• _Exercise directions_
Can you transcribe every record below exactly as it appears?
━━━ Provided records ━━━
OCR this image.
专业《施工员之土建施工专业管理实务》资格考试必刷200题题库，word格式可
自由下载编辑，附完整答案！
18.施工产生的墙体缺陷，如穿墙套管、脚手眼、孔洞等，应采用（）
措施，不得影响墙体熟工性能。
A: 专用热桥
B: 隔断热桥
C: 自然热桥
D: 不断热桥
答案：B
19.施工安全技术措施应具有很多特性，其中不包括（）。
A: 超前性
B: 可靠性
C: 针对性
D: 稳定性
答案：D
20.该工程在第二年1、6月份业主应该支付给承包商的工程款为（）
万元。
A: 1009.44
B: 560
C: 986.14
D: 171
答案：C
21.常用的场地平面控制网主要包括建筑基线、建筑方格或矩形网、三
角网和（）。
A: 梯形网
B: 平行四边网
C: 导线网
━━━
• _Result below_
OCR this image.
专业《施工员之土建施工专业管理实务》资格考试必刷200题题库，word格式可
自由下载编辑，附完整答案！
18.施工产生的墙体缺陷，如穿墙套管、脚手眼、孔洞等，应采用（）
措施，不得影响墙体熟工性能。
A: 专用热桥
B: 隔断热桥
C: 自然热桥
D: 不断热桥
答案：B
19.施工安全技术措施应具有很多特性，其中不包括（）。
A: 超前性
B: 可靠性
C: 针对性
D: 稳定性
答案：D
20.该工程在第二年1、6月份业主应该支付给承包商的工程款为（）
万元。
A: 1009.44
B: 560
C: 986.14
D: 171
答案：C
21.常用的场地平面控制网主要包括建筑基线、建筑方格或矩形网、三
角网和（）。
A: 梯形网
B: 平行四边网
C: 导线网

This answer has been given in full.